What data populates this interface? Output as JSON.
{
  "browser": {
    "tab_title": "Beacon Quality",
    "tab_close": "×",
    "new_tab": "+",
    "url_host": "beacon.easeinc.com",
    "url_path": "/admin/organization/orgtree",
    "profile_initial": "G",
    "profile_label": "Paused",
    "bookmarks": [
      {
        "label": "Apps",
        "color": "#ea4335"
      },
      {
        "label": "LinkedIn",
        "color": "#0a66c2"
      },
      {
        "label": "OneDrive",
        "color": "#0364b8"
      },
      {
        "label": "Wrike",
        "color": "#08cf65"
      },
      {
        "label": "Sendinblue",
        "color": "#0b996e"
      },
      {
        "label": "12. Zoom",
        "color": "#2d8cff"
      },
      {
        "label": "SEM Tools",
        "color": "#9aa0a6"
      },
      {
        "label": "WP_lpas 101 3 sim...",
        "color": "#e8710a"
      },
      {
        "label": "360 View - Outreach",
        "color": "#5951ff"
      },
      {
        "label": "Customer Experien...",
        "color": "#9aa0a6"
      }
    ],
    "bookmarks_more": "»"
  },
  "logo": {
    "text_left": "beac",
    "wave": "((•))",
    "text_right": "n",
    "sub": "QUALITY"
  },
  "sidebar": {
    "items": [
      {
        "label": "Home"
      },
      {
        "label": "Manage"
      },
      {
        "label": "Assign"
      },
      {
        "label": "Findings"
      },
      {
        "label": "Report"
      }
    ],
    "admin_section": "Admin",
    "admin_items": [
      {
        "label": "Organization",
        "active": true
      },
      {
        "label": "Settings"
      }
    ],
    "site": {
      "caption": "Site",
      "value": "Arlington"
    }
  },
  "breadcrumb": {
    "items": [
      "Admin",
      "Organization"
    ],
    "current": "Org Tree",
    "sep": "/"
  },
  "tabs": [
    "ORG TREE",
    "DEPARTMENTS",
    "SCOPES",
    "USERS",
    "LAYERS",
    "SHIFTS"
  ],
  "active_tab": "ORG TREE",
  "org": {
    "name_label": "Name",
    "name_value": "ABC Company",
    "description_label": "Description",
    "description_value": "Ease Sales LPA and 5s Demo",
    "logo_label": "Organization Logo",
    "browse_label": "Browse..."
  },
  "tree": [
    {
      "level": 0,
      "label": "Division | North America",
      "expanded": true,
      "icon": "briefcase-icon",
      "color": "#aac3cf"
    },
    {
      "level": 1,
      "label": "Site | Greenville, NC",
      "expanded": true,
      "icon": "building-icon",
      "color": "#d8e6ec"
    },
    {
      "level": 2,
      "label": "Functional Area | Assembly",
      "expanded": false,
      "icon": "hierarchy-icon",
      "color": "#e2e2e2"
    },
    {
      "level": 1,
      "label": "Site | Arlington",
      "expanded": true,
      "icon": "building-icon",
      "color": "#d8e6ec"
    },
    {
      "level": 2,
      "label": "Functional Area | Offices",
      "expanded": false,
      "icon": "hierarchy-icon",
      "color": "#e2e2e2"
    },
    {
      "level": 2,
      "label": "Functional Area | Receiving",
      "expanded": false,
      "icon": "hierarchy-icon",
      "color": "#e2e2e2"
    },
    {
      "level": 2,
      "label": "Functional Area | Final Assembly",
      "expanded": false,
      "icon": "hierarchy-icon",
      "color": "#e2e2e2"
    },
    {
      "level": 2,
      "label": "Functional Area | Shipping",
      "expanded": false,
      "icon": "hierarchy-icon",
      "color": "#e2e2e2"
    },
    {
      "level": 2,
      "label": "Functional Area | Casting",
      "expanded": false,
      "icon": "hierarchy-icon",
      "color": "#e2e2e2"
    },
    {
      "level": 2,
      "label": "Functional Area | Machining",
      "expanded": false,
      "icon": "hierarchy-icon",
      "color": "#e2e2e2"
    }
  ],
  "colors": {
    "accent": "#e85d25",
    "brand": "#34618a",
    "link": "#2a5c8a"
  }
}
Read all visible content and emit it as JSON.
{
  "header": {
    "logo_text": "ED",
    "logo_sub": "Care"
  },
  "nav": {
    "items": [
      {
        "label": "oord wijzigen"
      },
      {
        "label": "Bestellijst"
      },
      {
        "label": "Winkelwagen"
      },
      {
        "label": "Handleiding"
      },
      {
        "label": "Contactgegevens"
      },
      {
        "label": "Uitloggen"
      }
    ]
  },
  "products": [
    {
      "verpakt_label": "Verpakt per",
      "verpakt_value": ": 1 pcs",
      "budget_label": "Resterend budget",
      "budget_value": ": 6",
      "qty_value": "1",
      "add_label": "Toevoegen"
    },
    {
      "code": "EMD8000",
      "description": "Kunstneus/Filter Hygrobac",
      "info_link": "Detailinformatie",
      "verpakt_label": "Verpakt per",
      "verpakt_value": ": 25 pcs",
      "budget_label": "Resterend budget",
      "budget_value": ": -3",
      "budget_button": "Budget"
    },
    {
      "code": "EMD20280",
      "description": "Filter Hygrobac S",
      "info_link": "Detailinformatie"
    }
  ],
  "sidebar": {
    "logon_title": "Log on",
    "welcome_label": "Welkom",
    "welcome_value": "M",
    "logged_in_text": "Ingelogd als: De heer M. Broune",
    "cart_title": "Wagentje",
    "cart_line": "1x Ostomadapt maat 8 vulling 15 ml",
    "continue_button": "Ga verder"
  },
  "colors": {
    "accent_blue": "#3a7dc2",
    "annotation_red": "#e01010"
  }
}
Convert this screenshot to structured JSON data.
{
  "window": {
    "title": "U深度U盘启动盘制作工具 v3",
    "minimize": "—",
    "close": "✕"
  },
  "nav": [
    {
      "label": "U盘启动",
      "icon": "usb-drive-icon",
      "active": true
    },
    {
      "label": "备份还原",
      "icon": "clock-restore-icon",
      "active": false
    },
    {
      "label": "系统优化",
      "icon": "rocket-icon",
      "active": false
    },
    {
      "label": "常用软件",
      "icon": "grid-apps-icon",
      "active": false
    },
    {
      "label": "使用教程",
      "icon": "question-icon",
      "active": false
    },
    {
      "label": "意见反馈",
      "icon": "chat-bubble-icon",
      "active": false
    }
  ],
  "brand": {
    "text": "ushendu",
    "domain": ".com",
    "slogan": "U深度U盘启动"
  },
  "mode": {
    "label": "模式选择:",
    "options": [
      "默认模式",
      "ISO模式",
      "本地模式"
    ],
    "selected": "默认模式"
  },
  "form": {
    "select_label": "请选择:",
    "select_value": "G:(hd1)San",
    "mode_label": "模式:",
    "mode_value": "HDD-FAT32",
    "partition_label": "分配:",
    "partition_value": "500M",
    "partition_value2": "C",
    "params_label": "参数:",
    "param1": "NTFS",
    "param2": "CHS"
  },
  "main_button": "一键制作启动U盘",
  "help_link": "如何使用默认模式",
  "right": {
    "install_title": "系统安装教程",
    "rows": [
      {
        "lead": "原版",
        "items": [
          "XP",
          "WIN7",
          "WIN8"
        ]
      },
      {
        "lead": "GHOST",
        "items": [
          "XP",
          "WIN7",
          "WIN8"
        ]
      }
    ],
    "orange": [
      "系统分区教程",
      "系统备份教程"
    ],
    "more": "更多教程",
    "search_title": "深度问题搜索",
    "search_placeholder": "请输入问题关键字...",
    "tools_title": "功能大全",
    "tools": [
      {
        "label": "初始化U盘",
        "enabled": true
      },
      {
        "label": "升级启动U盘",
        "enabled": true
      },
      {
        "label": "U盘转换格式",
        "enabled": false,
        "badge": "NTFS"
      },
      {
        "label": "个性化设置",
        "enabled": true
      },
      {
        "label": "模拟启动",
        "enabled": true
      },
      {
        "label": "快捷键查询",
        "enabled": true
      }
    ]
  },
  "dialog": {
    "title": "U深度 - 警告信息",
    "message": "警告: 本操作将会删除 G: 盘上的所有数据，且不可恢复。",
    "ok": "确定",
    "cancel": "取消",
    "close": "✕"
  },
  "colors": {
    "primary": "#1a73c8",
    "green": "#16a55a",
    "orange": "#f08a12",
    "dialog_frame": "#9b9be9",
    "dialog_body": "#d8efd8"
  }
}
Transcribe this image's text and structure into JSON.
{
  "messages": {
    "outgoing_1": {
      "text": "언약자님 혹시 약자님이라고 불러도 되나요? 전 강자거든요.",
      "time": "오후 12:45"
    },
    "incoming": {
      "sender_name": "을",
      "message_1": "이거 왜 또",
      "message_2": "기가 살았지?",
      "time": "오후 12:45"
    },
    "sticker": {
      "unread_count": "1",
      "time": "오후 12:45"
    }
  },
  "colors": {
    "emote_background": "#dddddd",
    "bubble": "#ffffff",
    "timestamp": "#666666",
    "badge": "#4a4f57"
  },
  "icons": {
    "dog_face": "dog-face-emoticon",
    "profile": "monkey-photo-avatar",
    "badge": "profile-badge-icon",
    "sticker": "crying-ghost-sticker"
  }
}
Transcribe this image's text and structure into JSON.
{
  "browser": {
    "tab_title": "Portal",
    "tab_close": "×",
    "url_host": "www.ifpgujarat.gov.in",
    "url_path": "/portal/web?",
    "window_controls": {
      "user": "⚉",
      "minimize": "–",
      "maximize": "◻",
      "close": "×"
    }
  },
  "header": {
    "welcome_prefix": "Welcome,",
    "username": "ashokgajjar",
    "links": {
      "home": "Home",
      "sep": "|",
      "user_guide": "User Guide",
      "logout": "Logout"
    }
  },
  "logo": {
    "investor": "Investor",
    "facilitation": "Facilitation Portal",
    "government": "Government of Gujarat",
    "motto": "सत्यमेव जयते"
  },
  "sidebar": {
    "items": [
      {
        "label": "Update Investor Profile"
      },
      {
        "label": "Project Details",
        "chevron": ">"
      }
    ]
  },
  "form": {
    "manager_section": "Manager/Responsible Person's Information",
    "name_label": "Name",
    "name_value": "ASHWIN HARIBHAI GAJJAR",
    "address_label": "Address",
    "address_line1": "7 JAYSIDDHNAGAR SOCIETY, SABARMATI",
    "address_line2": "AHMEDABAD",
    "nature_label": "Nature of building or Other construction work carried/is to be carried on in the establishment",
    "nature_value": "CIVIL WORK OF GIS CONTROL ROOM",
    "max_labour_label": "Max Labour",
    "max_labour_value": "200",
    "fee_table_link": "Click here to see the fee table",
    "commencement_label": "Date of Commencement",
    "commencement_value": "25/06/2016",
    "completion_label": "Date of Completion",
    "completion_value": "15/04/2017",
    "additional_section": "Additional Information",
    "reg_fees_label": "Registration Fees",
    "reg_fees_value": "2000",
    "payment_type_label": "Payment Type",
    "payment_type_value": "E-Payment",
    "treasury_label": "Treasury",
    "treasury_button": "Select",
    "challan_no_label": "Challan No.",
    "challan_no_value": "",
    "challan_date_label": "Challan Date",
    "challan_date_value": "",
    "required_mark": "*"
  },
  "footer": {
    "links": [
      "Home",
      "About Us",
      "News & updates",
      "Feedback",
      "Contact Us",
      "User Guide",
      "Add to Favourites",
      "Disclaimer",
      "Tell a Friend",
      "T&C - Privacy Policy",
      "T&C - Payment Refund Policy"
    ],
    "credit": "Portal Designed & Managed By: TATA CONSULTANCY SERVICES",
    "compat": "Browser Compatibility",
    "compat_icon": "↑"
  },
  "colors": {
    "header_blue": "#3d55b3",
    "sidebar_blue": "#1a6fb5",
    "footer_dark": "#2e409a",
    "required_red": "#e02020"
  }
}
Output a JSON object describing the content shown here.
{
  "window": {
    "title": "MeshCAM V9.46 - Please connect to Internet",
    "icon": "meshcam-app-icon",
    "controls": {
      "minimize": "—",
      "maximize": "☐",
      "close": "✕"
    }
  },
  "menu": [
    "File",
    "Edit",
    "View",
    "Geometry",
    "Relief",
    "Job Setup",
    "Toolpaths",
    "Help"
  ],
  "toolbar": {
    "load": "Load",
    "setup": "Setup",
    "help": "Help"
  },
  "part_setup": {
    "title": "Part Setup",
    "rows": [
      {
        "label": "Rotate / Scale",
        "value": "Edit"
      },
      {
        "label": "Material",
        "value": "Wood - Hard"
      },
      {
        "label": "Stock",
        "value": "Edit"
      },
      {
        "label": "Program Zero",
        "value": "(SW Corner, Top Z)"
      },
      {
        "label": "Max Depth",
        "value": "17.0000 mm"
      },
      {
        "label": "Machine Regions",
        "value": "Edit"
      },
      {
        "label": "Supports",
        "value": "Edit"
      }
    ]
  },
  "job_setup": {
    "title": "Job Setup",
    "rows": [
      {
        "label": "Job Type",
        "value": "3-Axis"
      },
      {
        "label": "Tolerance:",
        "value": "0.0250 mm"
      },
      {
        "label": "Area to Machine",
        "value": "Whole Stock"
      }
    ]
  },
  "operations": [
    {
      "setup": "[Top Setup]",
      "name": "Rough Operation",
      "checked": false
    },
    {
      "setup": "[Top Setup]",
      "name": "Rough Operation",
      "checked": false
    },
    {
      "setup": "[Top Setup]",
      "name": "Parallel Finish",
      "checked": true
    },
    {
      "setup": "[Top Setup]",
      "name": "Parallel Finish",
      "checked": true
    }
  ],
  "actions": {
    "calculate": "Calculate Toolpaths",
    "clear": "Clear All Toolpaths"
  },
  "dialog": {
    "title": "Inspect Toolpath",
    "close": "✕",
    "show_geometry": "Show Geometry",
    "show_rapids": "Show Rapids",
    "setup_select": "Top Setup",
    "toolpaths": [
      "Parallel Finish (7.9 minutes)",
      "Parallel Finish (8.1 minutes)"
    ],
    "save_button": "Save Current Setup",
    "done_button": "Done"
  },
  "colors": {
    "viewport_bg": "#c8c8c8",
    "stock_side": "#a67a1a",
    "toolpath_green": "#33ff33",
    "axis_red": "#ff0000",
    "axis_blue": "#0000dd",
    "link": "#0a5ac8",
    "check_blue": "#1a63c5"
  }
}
- - - - -
Show the lines from the data above that contain the string "Payment".

    "payment_type_label": "Payment Type",
    "payment_type_value": "E-Payment",
      "T&C - Payment Refund Policy"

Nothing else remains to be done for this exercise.